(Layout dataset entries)
════════════════════

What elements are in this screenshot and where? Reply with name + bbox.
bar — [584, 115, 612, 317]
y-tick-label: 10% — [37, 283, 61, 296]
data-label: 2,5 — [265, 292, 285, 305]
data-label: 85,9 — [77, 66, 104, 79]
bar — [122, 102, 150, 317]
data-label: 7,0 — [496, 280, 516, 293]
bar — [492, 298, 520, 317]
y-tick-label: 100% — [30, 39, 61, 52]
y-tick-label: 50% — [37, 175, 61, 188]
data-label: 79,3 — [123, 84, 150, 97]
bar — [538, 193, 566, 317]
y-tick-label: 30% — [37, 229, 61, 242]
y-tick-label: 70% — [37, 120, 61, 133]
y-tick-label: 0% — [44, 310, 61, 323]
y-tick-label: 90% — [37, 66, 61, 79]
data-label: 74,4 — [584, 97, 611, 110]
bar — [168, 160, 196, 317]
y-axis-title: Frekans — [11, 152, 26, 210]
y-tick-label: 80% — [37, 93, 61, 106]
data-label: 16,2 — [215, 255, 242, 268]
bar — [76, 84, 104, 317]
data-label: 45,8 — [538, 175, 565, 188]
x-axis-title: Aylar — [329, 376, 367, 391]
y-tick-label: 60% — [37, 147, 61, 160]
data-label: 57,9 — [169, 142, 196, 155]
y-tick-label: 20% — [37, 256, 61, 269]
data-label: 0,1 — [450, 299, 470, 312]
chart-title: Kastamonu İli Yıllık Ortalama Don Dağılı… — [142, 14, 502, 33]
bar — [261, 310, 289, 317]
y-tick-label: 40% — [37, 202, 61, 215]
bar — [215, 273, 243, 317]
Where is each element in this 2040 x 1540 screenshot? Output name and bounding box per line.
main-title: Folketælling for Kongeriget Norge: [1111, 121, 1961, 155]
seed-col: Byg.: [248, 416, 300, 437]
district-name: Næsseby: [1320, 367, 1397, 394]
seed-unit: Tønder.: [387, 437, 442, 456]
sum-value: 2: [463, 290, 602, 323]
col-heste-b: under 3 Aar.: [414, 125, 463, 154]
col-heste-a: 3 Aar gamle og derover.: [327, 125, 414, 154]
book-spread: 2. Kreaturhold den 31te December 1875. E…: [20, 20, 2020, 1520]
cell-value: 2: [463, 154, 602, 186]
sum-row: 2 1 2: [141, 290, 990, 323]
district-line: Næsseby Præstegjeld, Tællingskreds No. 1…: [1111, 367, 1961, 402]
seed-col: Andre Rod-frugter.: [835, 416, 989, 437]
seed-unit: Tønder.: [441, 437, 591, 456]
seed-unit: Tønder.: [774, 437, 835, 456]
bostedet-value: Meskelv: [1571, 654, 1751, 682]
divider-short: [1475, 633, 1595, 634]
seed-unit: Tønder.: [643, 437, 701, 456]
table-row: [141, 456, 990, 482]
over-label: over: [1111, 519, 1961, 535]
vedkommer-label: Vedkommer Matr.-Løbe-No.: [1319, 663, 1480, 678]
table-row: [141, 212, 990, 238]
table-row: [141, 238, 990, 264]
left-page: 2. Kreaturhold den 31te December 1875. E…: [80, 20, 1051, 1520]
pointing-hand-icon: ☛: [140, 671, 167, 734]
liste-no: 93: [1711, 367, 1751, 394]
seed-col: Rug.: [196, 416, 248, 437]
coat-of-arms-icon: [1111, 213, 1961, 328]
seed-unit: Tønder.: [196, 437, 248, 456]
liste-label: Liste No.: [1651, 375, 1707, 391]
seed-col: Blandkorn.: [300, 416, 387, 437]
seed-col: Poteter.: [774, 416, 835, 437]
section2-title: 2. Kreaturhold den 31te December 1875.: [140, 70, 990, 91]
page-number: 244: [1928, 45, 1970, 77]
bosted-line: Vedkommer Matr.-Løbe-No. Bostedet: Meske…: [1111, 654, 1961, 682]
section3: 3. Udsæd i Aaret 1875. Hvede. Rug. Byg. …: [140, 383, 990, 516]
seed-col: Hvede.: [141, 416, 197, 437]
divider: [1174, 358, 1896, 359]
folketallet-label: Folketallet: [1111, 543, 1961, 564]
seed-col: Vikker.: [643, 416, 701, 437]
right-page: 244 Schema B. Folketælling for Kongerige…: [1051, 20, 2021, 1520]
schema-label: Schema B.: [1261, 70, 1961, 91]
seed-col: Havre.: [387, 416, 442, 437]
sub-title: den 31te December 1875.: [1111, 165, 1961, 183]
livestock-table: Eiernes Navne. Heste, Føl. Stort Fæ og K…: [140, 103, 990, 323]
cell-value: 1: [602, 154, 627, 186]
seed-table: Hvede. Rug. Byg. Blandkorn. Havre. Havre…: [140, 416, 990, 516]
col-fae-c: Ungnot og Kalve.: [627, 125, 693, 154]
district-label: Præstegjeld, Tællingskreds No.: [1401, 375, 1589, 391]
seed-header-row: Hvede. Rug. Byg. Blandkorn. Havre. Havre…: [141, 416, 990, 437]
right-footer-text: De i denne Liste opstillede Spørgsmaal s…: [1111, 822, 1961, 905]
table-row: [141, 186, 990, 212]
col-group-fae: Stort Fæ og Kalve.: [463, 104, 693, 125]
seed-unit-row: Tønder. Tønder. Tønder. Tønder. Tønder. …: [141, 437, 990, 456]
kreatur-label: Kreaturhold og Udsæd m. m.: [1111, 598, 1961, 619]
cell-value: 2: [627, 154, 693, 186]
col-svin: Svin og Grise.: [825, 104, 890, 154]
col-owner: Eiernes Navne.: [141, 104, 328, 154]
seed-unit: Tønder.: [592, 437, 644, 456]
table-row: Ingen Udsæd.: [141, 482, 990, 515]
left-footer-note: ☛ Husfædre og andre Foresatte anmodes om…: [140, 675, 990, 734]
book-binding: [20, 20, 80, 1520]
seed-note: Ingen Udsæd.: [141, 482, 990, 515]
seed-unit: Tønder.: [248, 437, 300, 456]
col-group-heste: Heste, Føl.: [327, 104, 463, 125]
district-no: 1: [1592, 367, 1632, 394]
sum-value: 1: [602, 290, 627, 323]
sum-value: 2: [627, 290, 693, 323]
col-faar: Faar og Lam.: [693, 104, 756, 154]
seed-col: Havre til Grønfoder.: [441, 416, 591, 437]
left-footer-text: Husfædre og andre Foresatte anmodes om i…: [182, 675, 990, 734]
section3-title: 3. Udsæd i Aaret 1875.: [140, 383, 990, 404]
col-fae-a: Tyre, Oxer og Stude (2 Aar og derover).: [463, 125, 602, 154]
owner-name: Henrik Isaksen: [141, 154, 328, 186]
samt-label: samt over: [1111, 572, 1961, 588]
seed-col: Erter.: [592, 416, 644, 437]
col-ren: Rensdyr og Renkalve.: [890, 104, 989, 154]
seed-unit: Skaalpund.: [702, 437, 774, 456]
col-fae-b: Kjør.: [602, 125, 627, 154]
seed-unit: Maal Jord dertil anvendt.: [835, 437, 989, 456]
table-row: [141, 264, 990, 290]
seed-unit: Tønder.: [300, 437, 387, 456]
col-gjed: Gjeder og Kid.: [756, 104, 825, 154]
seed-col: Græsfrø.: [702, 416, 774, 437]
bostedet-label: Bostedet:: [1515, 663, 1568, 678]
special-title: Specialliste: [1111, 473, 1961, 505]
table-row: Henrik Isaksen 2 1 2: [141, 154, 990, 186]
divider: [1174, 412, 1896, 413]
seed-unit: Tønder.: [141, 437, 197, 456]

════════════════════

## EXERCISE DETAILS
Please echo the lines from the first one down through the line containing "seed-col: Byg.: [248, 416, 300, 437]", keeping every line unchanged.

## WRITTEN SOLUTION
What elements are in this screenshot and where? Reply with name + bbox.
bar — [584, 115, 612, 317]
y-tick-label: 10% — [37, 283, 61, 296]
data-label: 2,5 — [265, 292, 285, 305]
data-label: 85,9 — [77, 66, 104, 79]
bar — [122, 102, 150, 317]
data-label: 7,0 — [496, 280, 516, 293]
bar — [492, 298, 520, 317]
y-tick-label: 100% — [30, 39, 61, 52]
y-tick-label: 50% — [37, 175, 61, 188]
data-label: 79,3 — [123, 84, 150, 97]
bar — [538, 193, 566, 317]
y-tick-label: 30% — [37, 229, 61, 242]
y-tick-label: 70% — [37, 120, 61, 133]
y-tick-label: 0% — [44, 310, 61, 323]
y-tick-label: 90% — [37, 66, 61, 79]
data-label: 74,4 — [584, 97, 611, 110]
bar — [168, 160, 196, 317]
y-axis-title: Frekans — [11, 152, 26, 210]
y-tick-label: 80% — [37, 93, 61, 106]
data-label: 16,2 — [215, 255, 242, 268]
bar — [76, 84, 104, 317]
data-label: 45,8 — [538, 175, 565, 188]
x-axis-title: Aylar — [329, 376, 367, 391]
y-tick-label: 60% — [37, 147, 61, 160]
data-label: 57,9 — [169, 142, 196, 155]
y-tick-label: 20% — [37, 256, 61, 269]
data-label: 0,1 — [450, 299, 470, 312]
chart-title: Kastamonu İli Yıllık Ortalama Don Dağılı… — [142, 14, 502, 33]
bar — [261, 310, 289, 317]
y-tick-label: 40% — [37, 202, 61, 215]
bar — [215, 273, 243, 317]
Where is each element in this 2040 x 1540 screenshot? Output name and bounding box per line.
main-title: Folketælling for Kongeriget Norge: [1111, 121, 1961, 155]
seed-col: Byg.: [248, 416, 300, 437]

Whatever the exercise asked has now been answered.